**** GIVEN RECORDS

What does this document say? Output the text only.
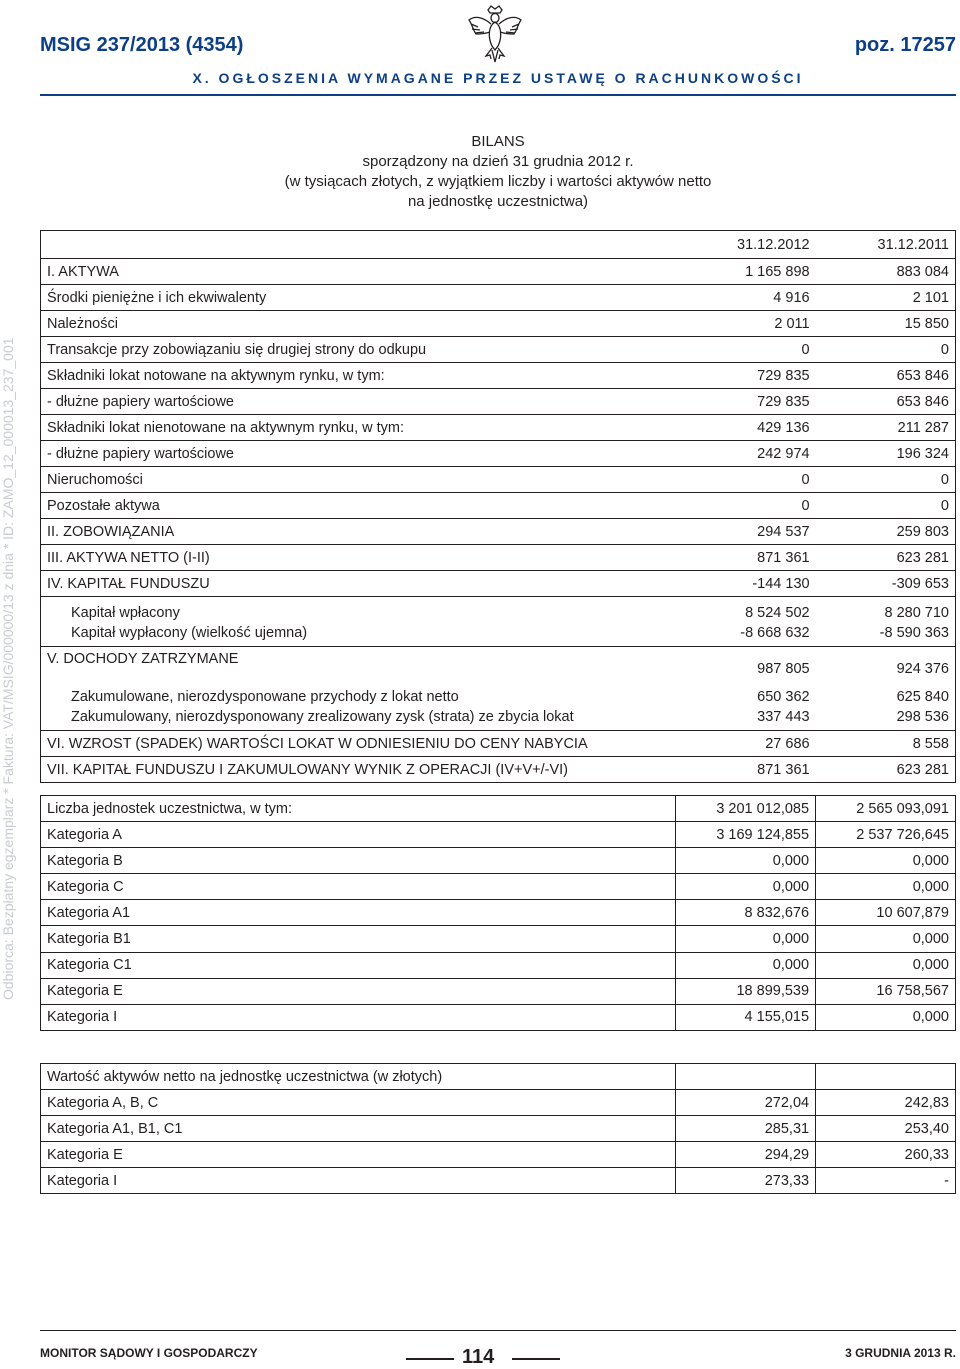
MSIG 237/2013 (4354)	poz. 17257
X. OGŁOSZENIA WYMAGANE PRZEZ USTAWĘ O RACHUNKOWOŚCI
Odbiorca: Bezpłatny egzemplarz * Faktura: VAT/MSIG/000000/13 z dnia * ID: ZAMO_12_000013_237_001
BILANS
sporządzony na dzień 31 grudnia 2012 r.
(w tysiącach złotych, z wyjątkiem liczby i wartości aktywów netto
na jednostkę uczestnictwa)
	31.12.2012	31.12.2011
I. AKTYWA	1 165 898	883 084
Środki pieniężne i ich ekwiwalenty	4 916	2 101
Należności	2 011	15 850
Transakcje przy zobowiązaniu się drugiej strony do odkupu	0	0
Składniki lokat notowane na aktywnym rynku, w tym:	729 835	653 846
- dłużne papiery wartościowe	729 835	653 846
Składniki lokat nienotowane na aktywnym rynku, w tym:	429 136	211 287
- dłużne papiery wartościowe	242 974	196 324
Nieruchomości	0	0
Pozostałe aktywa	0	0
II. ZOBOWIĄZANIA	294 537	259 803
III. AKTYWA NETTO (I-II)	871 361	623 281
IV. KAPITAŁ FUNDUSZU	-144 130	-309 653
Kapitał wpłacony	8 524 502	8 280 710
Kapitał wypłacony (wielkość ujemna)	-8 668 632	-8 590 363
V. DOCHODY ZATRZYMANE	987 805	924 376
Zakumulowane, nierozdysponowane przychody z lokat netto	650 362	625 840
Zakumulowany, nierozdysponowany zrealizowany zysk (strata) ze zbycia lokat	337 443	298 536
VI. WZROST (SPADEK) WARTOŚCI LOKAT W ODNIESIENIU DO CENY NABYCIA	27 686	8 558
VII. KAPITAŁ FUNDUSZU I ZAKUMULOWANY WYNIK Z OPERACJI (IV+V+/-VI)	871 361	623 281
Liczba jednostek uczestnictwa, w tym:	3 201 012,085	2 565 093,091
Kategoria A	3 169 124,855	2 537 726,645
Kategoria B	0,000	0,000
Kategoria C	0,000	0,000
Kategoria A1	8 832,676	10 607,879
Kategoria B1	0,000	0,000
Kategoria C1	0,000	0,000
Kategoria E	18 899,539	16 758,567
Kategoria I	4 155,015	0,000
Wartość aktywów netto na jednostkę uczestnictwa (w złotych)		
Kategoria A, B, C	272,04	242,83
Kategoria A1, B1, C1	285,31	253,40
Kategoria E	294,29	260,33
Kategoria I	273,33	-
MONITOR SĄDOWY I GOSPODARCZY	114	3 GRUDNIA 2013 R.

********

● **GIVEN EXERCISE**
Find all lines with "dłużne" in them and copy each one.

● **REPLY TO THE TASK**
- dłużne papiery wartościowe	729 835	653 846
- dłużne papiery wartościowe	242 974	196 324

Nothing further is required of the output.